What you are asked to do >> Below are some records. Say how many of their lines include the string "Sophocles", giving only the number.

Stored rows >>
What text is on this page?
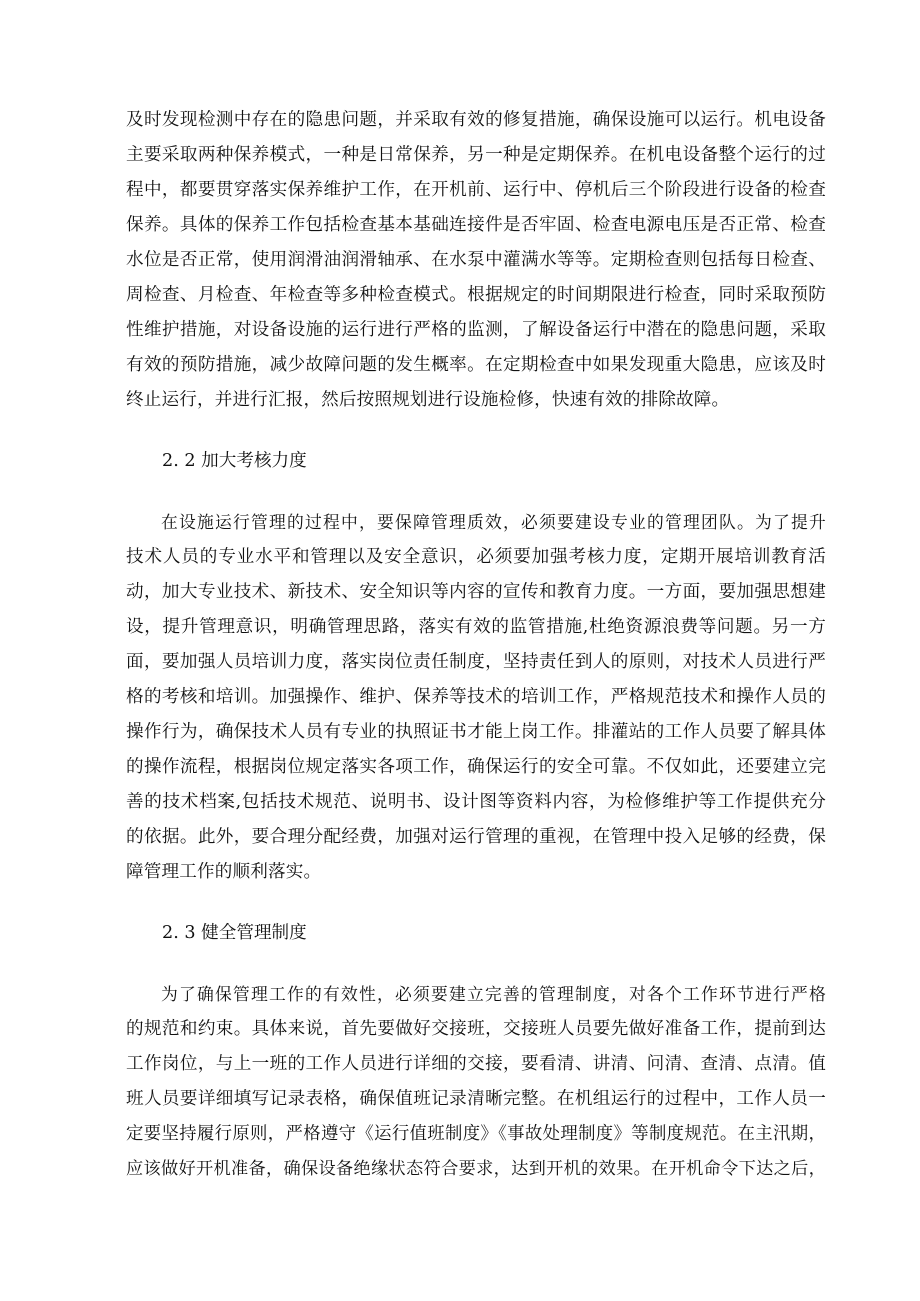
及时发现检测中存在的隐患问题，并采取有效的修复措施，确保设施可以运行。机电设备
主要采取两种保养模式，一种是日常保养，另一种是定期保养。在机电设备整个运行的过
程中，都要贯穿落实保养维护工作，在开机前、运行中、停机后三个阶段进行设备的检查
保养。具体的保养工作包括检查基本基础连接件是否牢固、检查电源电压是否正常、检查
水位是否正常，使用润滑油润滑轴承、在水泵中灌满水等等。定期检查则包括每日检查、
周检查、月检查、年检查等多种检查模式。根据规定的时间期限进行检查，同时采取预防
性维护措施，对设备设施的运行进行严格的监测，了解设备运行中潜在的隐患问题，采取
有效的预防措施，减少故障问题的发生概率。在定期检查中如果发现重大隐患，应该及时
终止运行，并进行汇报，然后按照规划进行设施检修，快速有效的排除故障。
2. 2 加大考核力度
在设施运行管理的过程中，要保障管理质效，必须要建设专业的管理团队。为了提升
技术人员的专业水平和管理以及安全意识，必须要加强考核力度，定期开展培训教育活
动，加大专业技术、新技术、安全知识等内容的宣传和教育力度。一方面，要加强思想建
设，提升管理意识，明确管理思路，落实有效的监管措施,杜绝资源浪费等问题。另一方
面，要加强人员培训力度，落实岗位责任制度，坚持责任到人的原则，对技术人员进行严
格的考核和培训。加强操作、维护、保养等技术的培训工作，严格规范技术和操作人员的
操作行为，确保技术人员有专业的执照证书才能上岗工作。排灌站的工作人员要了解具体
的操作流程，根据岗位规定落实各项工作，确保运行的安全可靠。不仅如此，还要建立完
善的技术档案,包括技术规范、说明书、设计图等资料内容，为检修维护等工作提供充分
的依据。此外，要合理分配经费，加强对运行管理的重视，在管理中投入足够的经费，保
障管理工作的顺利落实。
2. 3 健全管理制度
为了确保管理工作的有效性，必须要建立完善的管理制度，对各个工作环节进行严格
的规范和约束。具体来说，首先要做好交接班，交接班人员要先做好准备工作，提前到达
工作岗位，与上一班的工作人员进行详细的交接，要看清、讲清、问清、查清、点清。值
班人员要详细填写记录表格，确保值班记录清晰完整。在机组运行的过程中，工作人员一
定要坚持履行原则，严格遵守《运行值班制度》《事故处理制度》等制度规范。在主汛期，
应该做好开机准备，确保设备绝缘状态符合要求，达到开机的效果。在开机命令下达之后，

...

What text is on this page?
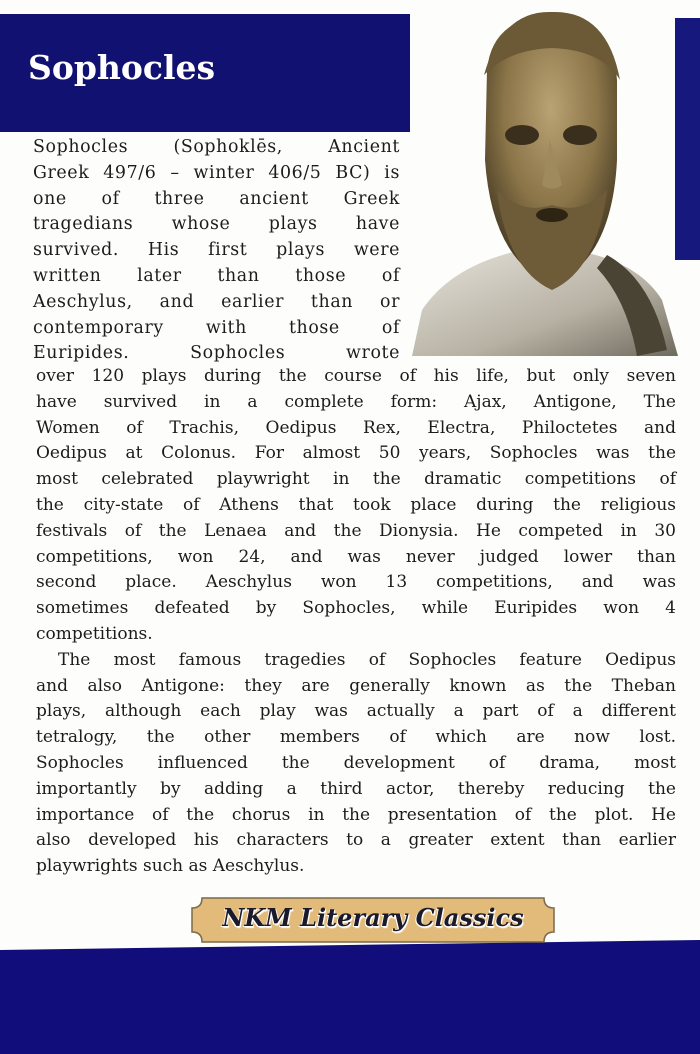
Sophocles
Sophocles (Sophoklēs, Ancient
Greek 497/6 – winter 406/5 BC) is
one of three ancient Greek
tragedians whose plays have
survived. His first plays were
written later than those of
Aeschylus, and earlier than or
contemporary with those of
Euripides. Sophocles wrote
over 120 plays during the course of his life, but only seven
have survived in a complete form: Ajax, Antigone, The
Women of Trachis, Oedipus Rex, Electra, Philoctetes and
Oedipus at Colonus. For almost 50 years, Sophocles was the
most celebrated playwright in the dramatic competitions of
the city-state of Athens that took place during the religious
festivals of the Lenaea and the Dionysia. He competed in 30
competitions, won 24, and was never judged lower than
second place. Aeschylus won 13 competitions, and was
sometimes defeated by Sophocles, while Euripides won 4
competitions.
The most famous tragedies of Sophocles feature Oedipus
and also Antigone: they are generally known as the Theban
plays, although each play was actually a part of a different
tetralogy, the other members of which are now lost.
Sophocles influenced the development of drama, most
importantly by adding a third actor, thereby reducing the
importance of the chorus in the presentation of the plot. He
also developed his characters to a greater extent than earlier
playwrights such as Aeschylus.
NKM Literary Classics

Written solution >> 7